Collected data entries:
▬▬▬
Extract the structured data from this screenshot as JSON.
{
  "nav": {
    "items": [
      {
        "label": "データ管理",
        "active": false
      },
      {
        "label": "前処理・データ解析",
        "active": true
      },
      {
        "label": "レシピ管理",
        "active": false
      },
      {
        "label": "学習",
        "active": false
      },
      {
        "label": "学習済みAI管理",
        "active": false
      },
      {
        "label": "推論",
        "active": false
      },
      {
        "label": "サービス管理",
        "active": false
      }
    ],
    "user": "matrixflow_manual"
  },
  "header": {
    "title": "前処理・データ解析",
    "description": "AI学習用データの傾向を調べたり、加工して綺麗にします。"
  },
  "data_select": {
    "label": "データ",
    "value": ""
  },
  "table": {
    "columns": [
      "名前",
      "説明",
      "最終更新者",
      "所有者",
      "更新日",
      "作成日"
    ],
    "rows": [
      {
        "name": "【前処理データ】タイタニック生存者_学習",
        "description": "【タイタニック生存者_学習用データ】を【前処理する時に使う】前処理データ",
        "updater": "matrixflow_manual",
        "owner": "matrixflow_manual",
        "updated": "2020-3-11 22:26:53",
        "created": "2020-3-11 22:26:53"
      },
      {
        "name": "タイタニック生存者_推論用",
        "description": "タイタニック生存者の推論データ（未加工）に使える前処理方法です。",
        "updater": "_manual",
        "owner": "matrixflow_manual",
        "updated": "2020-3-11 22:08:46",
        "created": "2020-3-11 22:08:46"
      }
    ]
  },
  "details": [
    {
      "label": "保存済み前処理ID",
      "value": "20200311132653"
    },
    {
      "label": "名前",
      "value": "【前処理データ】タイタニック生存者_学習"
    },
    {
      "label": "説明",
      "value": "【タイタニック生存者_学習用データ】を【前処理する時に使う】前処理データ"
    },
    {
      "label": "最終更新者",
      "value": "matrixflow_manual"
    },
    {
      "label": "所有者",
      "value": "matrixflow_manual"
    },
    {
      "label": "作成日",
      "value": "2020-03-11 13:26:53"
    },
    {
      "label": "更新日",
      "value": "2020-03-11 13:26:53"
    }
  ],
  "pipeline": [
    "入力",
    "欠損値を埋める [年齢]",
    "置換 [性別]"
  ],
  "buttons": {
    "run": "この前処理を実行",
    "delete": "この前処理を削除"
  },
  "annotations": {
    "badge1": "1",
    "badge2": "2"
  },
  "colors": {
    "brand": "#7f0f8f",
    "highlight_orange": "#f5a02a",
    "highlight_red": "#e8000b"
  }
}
▬▬▬
*What needs to be done*. Report the number of lines that contain "前処理する時に使う", with no other words.

*Solution*. 2